Some records:
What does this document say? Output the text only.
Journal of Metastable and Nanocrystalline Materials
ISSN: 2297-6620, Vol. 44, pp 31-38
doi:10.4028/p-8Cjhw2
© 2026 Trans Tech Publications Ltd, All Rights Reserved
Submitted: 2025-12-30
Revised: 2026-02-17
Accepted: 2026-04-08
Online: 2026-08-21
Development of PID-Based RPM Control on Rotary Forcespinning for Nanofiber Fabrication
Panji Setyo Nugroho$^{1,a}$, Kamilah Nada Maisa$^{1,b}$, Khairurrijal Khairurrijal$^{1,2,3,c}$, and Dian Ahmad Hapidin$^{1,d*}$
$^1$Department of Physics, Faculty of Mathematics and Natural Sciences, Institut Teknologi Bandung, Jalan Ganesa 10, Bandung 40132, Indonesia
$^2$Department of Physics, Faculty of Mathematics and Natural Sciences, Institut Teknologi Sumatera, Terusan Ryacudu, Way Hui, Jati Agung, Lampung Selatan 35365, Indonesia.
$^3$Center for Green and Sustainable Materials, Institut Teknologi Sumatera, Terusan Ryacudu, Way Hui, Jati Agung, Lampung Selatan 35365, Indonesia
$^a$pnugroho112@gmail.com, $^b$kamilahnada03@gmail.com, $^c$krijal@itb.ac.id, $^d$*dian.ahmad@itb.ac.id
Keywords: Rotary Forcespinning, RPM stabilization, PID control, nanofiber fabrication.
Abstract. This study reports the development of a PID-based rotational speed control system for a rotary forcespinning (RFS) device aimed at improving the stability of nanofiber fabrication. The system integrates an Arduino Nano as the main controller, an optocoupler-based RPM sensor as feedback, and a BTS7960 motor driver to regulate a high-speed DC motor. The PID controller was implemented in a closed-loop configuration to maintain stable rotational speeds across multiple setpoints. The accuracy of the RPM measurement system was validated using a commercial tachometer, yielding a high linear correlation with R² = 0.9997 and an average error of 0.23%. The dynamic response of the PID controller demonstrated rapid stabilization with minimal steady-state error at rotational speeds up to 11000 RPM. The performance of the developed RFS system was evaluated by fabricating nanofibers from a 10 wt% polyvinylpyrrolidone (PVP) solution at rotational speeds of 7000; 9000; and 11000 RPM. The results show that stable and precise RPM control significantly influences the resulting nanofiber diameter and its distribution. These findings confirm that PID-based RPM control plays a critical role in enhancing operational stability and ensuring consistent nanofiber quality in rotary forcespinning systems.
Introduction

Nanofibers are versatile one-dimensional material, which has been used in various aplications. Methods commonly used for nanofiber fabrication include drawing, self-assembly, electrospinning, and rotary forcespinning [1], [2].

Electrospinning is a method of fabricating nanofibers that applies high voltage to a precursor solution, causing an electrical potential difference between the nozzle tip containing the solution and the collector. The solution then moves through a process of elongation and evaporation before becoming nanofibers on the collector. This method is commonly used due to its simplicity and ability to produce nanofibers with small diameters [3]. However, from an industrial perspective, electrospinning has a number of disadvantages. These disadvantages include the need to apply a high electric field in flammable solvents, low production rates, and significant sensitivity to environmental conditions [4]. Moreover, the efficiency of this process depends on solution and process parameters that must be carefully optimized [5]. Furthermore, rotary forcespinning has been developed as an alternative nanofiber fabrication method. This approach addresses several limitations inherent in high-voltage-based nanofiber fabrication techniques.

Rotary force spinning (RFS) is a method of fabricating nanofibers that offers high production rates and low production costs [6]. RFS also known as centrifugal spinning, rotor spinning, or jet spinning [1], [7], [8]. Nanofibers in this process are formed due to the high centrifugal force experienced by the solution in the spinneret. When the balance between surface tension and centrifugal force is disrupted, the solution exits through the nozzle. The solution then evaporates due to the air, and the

### Stated goal:
Your task is to quote the listing above word for word.

### Solution to this exercise:
What does this document say? Output the text only.
Journal of Metastable and Nanocrystalline Materials
ISSN: 2297-6620, Vol. 44, pp 31-38
doi:10.4028/p-8Cjhw2
© 2026 Trans Tech Publications Ltd, All Rights Reserved
Submitted: 2025-12-30
Revised: 2026-02-17
Accepted: 2026-04-08
Online: 2026-08-21
Development of PID-Based RPM Control on Rotary Forcespinning for Nanofiber Fabrication
Panji Setyo Nugroho$^{1,a}$, Kamilah Nada Maisa$^{1,b}$, Khairurrijal Khairurrijal$^{1,2,3,c}$, and Dian Ahmad Hapidin$^{1,d*}$
$^1$Department of Physics, Faculty of Mathematics and Natural Sciences, Institut Teknologi Bandung, Jalan Ganesa 10, Bandung 40132, Indonesia
$^2$Department of Physics, Faculty of Mathematics and Natural Sciences, Institut Teknologi Sumatera, Terusan Ryacudu, Way Hui, Jati Agung, Lampung Selatan 35365, Indonesia.
$^3$Center for Green and Sustainable Materials, Institut Teknologi Sumatera, Terusan Ryacudu, Way Hui, Jati Agung, Lampung Selatan 35365, Indonesia
$^a$pnugroho112@gmail.com, $^b$kamilahnada03@gmail.com, $^c$krijal@itb.ac.id, $^d$*dian.ahmad@itb.ac.id
Keywords: Rotary Forcespinning, RPM stabilization, PID control, nanofiber fabrication.
Abstract. This study reports the development of a PID-based rotational speed control system for a rotary forcespinning (RFS) device aimed at improving the stability of nanofiber fabrication. The system integrates an Arduino Nano as the main controller, an optocoupler-based RPM sensor as feedback, and a BTS7960 motor driver to regulate a high-speed DC motor. The PID controller was implemented in a closed-loop configuration to maintain stable rotational speeds across multiple setpoints. The accuracy of the RPM measurement system was validated using a commercial tachometer, yielding a high linear correlation with R² = 0.9997 and an average error of 0.23%. The dynamic response of the PID controller demonstrated rapid stabilization with minimal steady-state error at rotational speeds up to 11000 RPM. The performance of the developed RFS system was evaluated by fabricating nanofibers from a 10 wt% polyvinylpyrrolidone (PVP) solution at rotational speeds of 7000; 9000; and 11000 RPM. The results show that stable and precise RPM control significantly influences the resulting nanofiber diameter and its distribution. These findings confirm that PID-based RPM control plays a critical role in enhancing operational stability and ensuring consistent nanofiber quality in rotary forcespinning systems.
Introduction

Nanofibers are versatile one-dimensional material, which has been used in various aplications. Methods commonly used for nanofiber fabrication include drawing, self-assembly, electrospinning, and rotary forcespinning [1], [2].

Electrospinning is a method of fabricating nanofibers that applies high voltage to a precursor solution, causing an electrical potential difference between the nozzle tip containing the solution and the collector. The solution then moves through a process of elongation and evaporation before becoming nanofibers on the collector. This method is commonly used due to its simplicity and ability to produce nanofibers with small diameters [3]. However, from an industrial perspective, electrospinning has a number of disadvantages. These disadvantages include the need to apply a high electric field in flammable solvents, low production rates, and significant sensitivity to environmental conditions [4]. Moreover, the efficiency of this process depends on solution and process parameters that must be carefully optimized [5]. Furthermore, rotary forcespinning has been developed as an alternative nanofiber fabrication method. This approach addresses several limitations inherent in high-voltage-based nanofiber fabrication techniques.

Rotary force spinning (RFS) is a method of fabricating nanofibers that offers high production rates and low production costs [6]. RFS also known as centrifugal spinning, rotor spinning, or jet spinning [1], [7], [8]. Nanofibers in this process are formed due to the high centrifugal force experienced by the solution in the spinneret. When the balance between surface tension and centrifugal force is disrupted, the solution exits through the nozzle. The solution then evaporates due to the air, and the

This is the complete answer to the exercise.